● **AIM OF THE TASK**
What follows is a set of records, each of which is to be written out exactly.

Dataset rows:
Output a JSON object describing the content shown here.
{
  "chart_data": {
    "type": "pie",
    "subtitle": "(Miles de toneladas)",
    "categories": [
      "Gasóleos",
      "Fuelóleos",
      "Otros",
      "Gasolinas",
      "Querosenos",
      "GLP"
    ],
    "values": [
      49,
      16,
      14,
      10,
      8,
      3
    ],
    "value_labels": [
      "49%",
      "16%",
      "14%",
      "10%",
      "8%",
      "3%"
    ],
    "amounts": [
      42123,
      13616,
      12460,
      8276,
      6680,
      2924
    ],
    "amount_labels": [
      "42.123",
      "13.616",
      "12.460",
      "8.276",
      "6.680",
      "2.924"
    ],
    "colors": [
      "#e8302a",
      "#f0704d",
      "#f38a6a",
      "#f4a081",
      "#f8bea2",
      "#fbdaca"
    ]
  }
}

● **ANSWER IN FULL**
Output a JSON object describing the content shown here.
{
  "chart_data": {
    "type": "pie",
    "subtitle": "(Miles de toneladas)",
    "categories": [
      "Gasóleos",
      "Fuelóleos",
      "Otros",
      "Gasolinas",
      "Querosenos",
      "GLP"
    ],
    "values": [
      49,
      16,
      14,
      10,
      8,
      3
    ],
    "value_labels": [
      "49%",
      "16%",
      "14%",
      "10%",
      "8%",
      "3%"
    ],
    "amounts": [
      42123,
      13616,
      12460,
      8276,
      6680,
      2924
    ],
    "amount_labels": [
      "42.123",
      "13.616",
      "12.460",
      "8.276",
      "6.680",
      "2.924"
    ],
    "colors": [
      "#e8302a",
      "#f0704d",
      "#f38a6a",
      "#f4a081",
      "#f8bea2",
      "#fbdaca"
    ]
  }
}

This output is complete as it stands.